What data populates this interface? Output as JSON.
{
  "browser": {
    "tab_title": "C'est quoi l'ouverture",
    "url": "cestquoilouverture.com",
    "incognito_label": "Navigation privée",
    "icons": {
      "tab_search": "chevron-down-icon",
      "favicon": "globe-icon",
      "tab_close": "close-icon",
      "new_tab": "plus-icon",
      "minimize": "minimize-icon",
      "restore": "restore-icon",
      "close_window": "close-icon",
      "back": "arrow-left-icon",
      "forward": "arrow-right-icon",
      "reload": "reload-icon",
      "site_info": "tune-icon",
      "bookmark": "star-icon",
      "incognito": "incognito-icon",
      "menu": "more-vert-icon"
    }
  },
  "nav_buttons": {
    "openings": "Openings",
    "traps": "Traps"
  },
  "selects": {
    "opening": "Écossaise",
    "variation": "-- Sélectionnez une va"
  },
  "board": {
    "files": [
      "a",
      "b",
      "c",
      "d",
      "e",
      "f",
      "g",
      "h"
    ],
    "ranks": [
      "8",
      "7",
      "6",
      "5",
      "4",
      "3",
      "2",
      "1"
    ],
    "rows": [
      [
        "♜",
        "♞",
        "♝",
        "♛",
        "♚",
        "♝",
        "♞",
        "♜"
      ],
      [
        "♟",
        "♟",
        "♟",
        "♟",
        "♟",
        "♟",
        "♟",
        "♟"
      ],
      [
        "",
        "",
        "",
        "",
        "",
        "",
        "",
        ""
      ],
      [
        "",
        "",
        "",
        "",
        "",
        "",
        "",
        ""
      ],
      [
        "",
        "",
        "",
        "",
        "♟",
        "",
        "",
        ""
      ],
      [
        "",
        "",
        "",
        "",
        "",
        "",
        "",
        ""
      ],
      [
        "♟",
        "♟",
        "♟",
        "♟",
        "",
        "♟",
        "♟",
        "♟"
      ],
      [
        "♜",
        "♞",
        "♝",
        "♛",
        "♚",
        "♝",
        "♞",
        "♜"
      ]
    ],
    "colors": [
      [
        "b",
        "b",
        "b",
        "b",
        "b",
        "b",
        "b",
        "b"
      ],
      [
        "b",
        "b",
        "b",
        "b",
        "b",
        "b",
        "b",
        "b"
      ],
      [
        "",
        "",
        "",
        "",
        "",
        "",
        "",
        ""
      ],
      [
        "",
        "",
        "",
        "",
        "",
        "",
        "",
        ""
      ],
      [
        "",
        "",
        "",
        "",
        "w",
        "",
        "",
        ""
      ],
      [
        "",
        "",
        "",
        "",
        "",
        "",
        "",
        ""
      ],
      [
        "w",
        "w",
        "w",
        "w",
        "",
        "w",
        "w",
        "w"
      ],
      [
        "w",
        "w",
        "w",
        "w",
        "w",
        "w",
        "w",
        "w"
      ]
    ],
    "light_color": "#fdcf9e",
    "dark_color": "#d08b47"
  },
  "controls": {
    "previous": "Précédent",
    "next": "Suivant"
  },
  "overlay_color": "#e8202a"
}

++++++++++++++++++++

## Set exercise
Copy each line above that contains the string "arrow".

## Worked solution
      "back": "arrow-left-icon",
      "forward": "arrow-right-icon",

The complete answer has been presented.